→ **Entries supplied**:
## START
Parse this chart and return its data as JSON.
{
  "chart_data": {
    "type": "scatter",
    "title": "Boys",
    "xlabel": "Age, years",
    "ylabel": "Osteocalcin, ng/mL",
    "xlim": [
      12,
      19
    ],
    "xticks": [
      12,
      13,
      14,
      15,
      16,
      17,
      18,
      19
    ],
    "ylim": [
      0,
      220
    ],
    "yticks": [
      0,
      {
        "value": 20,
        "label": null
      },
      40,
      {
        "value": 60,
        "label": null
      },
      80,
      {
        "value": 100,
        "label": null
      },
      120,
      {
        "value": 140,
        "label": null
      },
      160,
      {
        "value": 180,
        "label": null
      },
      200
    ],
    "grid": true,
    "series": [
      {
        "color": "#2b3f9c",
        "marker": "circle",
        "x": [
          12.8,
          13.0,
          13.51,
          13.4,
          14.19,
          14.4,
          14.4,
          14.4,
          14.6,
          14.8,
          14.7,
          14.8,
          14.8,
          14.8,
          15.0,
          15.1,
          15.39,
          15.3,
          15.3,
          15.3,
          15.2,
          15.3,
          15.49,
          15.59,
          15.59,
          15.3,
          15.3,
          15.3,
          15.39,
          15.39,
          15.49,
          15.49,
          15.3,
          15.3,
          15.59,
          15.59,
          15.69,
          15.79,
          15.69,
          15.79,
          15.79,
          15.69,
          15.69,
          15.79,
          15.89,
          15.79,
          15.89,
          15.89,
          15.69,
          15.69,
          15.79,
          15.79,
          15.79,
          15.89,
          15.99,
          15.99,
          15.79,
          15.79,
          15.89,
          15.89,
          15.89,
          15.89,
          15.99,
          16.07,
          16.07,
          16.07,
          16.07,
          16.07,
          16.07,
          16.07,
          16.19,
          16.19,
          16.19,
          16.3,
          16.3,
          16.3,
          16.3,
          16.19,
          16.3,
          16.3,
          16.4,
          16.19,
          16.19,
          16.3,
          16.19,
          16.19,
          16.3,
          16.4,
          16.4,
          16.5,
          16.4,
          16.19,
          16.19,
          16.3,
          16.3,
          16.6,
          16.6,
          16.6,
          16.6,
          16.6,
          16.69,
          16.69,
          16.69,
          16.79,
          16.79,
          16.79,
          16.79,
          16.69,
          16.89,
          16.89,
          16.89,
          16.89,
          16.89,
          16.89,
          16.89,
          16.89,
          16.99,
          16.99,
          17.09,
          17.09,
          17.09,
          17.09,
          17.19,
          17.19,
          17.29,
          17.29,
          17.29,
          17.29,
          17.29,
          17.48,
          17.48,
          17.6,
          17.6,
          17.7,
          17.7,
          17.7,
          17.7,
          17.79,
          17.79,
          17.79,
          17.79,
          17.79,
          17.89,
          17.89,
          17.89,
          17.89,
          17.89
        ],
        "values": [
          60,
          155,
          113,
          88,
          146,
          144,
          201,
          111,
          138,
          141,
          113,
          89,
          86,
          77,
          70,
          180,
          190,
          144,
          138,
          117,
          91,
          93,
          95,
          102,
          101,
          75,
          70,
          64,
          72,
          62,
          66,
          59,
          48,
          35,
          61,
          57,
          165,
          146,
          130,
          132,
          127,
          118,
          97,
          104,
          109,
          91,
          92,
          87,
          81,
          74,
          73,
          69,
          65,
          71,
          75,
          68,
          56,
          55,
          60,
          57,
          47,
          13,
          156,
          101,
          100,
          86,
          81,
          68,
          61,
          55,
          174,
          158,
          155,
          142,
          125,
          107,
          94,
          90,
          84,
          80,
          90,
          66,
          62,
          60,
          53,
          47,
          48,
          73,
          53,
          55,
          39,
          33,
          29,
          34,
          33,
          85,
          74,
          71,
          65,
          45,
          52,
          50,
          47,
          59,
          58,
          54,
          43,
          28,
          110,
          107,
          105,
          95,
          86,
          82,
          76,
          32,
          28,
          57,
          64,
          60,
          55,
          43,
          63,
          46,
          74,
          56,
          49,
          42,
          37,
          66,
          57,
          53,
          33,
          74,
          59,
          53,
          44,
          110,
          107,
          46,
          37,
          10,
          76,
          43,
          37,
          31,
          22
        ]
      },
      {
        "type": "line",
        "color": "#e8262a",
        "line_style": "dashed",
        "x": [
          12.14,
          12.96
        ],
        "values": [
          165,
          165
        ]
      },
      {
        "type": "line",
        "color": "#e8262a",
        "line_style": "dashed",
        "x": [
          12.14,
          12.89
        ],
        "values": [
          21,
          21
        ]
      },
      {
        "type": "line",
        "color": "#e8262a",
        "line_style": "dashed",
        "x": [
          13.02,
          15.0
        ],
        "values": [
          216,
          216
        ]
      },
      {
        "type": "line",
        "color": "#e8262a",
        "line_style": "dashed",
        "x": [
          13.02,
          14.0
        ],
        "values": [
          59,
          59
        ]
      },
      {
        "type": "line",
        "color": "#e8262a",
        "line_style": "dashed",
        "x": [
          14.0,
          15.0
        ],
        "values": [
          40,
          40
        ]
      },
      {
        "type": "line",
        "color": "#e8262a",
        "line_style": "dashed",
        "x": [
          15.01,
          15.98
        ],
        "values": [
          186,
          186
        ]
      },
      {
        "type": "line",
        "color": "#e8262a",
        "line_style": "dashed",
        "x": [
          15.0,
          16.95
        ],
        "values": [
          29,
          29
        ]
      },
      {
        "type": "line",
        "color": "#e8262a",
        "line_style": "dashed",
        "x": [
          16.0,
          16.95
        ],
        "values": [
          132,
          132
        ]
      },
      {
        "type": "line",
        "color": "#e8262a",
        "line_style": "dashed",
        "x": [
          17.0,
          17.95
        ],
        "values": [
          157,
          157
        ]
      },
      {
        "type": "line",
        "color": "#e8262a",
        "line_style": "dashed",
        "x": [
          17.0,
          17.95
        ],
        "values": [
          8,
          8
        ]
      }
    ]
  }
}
## END
→ **Given instruction**:
Take the listing above and write it out again exactly.

→ **Complete answer**:
Parse this chart and return its data as JSON.
{
  "chart_data": {
    "type": "scatter",
    "title": "Boys",
    "xlabel": "Age, years",
    "ylabel": "Osteocalcin, ng/mL",
    "xlim": [
      12,
      19
    ],
    "xticks": [
      12,
      13,
      14,
      15,
      16,
      17,
      18,
      19
    ],
    "ylim": [
      0,
      220
    ],
    "yticks": [
      0,
      {
        "value": 20,
        "label": null
      },
      40,
      {
        "value": 60,
        "label": null
      },
      80,
      {
        "value": 100,
        "label": null
      },
      120,
      {
        "value": 140,
        "label": null
      },
      160,
      {
        "value": 180,
        "label": null
      },
      200
    ],
    "grid": true,
    "series": [
      {
        "color": "#2b3f9c",
        "marker": "circle",
        "x": [
          12.8,
          13.0,
          13.51,
          13.4,
          14.19,
          14.4,
          14.4,
          14.4,
          14.6,
          14.8,
          14.7,
          14.8,
          14.8,
          14.8,
          15.0,
          15.1,
          15.39,
          15.3,
          15.3,
          15.3,
          15.2,
          15.3,
          15.49,
          15.59,
          15.59,
          15.3,
          15.3,
          15.3,
          15.39,
          15.39,
          15.49,
          15.49,
          15.3,
          15.3,
          15.59,
          15.59,
          15.69,
          15.79,
          15.69,
          15.79,
          15.79,
          15.69,
          15.69,
          15.79,
          15.89,
          15.79,
          15.89,
          15.89,
          15.69,
          15.69,
          15.79,
          15.79,
          15.79,
          15.89,
          15.99,
          15.99,
          15.79,
          15.79,
          15.89,
          15.89,
          15.89,
          15.89,
          15.99,
          16.07,
          16.07,
          16.07,
          16.07,
          16.07,
          16.07,
          16.07,
          16.19,
          16.19,
          16.19,
          16.3,
          16.3,
          16.3,
          16.3,
          16.19,
          16.3,
          16.3,
          16.4,
          16.19,
          16.19,
          16.3,
          16.19,
          16.19,
          16.3,
          16.4,
          16.4,
          16.5,
          16.4,
          16.19,
          16.19,
          16.3,
          16.3,
          16.6,
          16.6,
          16.6,
          16.6,
          16.6,
          16.69,
          16.69,
          16.69,
          16.79,
          16.79,
          16.79,
          16.79,
          16.69,
          16.89,
          16.89,
          16.89,
          16.89,
          16.89,
          16.89,
          16.89,
          16.89,
          16.99,
          16.99,
          17.09,
          17.09,
          17.09,
          17.09,
          17.19,
          17.19,
          17.29,
          17.29,
          17.29,
          17.29,
          17.29,
          17.48,
          17.48,
          17.6,
          17.6,
          17.7,
          17.7,
          17.7,
          17.7,
          17.79,
          17.79,
          17.79,
          17.79,
          17.79,
          17.89,
          17.89,
          17.89,
          17.89,
          17.89
        ],
        "values": [
          60,
          155,
          113,
          88,
          146,
          144,
          201,
          111,
          138,
          141,
          113,
          89,
          86,
          77,
          70,
          180,
          190,
          144,
          138,
          117,
          91,
          93,
          95,
          102,
          101,
          75,
          70,
          64,
          72,
          62,
          66,
          59,
          48,
          35,
          61,
          57,
          165,
          146,
          130,
          132,
          127,
          118,
          97,
          104,
          109,
          91,
          92,
          87,
          81,
          74,
          73,
          69,
          65,
          71,
          75,
          68,
          56,
          55,
          60,
          57,
          47,
          13,
          156,
          101,
          100,
          86,
          81,
          68,
          61,
          55,
          174,
          158,
          155,
          142,
          125,
          107,
          94,
          90,
          84,
          80,
          90,
          66,
          62,
          60,
          53,
          47,
          48,
          73,
          53,
          55,
          39,
          33,
          29,
          34,
          33,
          85,
          74,
          71,
          65,
          45,
          52,
          50,
          47,
          59,
          58,
          54,
          43,
          28,
          110,
          107,
          105,
          95,
          86,
          82,
          76,
          32,
          28,
          57,
          64,
          60,
          55,
          43,
          63,
          46,
          74,
          56,
          49,
          42,
          37,
          66,
          57,
          53,
          33,
          74,
          59,
          53,
          44,
          110,
          107,
          46,
          37,
          10,
          76,
          43,
          37,
          31,
          22
        ]
      },
      {
        "type": "line",
        "color": "#e8262a",
        "line_style": "dashed",
        "x": [
          12.14,
          12.96
        ],
        "values": [
          165,
          165
        ]
      },
      {
        "type": "line",
        "color": "#e8262a",
        "line_style": "dashed",
        "x": [
          12.14,
          12.89
        ],
        "values": [
          21,
          21
        ]
      },
      {
        "type": "line",
        "color": "#e8262a",
        "line_style": "dashed",
        "x": [
          13.02,
          15.0
        ],
        "values": [
          216,
          216
        ]
      },
      {
        "type": "line",
        "color": "#e8262a",
        "line_style": "dashed",
        "x": [
          13.02,
          14.0
        ],
        "values": [
          59,
          59
        ]
      },
      {
        "type": "line",
        "color": "#e8262a",
        "line_style": "dashed",
        "x": [
          14.0,
          15.0
        ],
        "values": [
          40,
          40
        ]
      },
      {
        "type": "line",
        "color": "#e8262a",
        "line_style": "dashed",
        "x": [
          15.01,
          15.98
        ],
        "values": [
          186,
          186
        ]
      },
      {
        "type": "line",
        "color": "#e8262a",
        "line_style": "dashed",
        "x": [
          15.0,
          16.95
        ],
        "values": [
          29,
          29
        ]
      },
      {
        "type": "line",
        "color": "#e8262a",
        "line_style": "dashed",
        "x": [
          16.0,
          16.95
        ],
        "values": [
          132,
          132
        ]
      },
      {
        "type": "line",
        "color": "#e8262a",
        "line_style": "dashed",
        "x": [
          17.0,
          17.95
        ],
        "values": [
          157,
          157
        ]
      },
      {
        "type": "line",
        "color": "#e8262a",
        "line_style": "dashed",
        "x": [
          17.0,
          17.95
        ],
        "values": [
          8,
          8
        ]
      }
    ]
  }
}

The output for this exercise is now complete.